**PROBLEM TO SOLVE:** Your task is to gather the lines below that hold the string "JSON".

**RECORD EXCERPTS:**

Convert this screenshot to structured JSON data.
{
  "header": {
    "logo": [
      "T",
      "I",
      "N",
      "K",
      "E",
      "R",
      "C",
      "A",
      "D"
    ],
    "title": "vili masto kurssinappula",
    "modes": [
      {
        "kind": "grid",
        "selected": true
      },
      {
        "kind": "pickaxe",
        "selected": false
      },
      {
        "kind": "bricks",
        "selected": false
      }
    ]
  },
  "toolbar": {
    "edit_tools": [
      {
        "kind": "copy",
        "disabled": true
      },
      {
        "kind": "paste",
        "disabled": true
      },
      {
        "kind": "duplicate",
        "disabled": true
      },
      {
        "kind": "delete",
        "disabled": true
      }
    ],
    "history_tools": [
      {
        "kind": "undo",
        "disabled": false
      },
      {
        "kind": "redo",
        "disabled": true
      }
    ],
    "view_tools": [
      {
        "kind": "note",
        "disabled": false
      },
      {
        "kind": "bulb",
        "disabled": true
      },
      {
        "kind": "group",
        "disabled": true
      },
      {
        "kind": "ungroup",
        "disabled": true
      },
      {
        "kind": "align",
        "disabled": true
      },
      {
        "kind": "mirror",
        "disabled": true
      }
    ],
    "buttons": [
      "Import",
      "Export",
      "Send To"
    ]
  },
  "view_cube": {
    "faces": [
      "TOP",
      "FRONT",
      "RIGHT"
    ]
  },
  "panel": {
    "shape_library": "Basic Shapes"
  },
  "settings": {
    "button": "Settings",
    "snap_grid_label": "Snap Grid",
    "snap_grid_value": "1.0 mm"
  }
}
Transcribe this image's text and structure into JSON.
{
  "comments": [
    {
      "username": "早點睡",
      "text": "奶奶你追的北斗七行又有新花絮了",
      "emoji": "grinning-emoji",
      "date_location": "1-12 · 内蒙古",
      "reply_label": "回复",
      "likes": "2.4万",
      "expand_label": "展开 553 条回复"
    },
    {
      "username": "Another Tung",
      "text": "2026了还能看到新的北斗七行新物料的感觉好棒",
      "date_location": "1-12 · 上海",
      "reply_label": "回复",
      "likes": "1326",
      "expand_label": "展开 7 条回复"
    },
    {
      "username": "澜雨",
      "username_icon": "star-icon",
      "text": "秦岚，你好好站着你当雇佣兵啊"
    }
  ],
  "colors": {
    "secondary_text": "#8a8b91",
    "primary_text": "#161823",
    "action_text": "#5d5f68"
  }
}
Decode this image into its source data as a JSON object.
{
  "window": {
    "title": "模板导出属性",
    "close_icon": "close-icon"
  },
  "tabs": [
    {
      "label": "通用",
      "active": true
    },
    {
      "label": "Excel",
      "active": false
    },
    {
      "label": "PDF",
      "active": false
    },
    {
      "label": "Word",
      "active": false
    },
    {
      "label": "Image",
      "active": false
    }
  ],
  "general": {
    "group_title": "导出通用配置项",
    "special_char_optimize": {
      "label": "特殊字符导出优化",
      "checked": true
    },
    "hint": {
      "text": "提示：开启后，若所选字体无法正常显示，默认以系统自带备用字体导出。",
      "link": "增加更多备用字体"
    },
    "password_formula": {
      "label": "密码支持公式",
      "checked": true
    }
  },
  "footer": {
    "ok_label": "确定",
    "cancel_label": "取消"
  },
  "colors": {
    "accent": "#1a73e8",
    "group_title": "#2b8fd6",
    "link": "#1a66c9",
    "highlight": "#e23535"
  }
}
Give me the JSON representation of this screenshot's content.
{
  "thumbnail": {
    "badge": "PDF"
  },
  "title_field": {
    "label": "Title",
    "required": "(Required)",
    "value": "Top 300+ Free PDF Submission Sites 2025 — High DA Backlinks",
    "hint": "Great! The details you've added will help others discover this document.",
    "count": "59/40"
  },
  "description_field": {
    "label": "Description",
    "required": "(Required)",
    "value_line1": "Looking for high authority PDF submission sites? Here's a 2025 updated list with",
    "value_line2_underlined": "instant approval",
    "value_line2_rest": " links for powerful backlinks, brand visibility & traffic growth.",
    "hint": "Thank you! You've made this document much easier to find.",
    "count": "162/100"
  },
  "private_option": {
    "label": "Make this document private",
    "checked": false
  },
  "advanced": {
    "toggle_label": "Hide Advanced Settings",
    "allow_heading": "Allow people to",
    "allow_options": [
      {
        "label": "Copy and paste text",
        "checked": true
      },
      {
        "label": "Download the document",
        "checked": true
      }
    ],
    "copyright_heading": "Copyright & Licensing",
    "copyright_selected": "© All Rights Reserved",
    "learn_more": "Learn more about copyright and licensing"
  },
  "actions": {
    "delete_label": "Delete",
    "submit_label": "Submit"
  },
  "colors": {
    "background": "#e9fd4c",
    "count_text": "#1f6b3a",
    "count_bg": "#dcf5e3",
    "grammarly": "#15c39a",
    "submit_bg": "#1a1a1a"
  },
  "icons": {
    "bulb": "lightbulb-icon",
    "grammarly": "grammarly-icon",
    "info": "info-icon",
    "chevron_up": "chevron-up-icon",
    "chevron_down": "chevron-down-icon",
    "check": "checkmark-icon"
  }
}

**COMPLETE RESPONSE:**
Convert this screenshot to structured JSON data.
Transcribe this image's text and structure into JSON.
Decode this image into its source data as a JSON object.
Give me the JSON representation of this screenshot's content.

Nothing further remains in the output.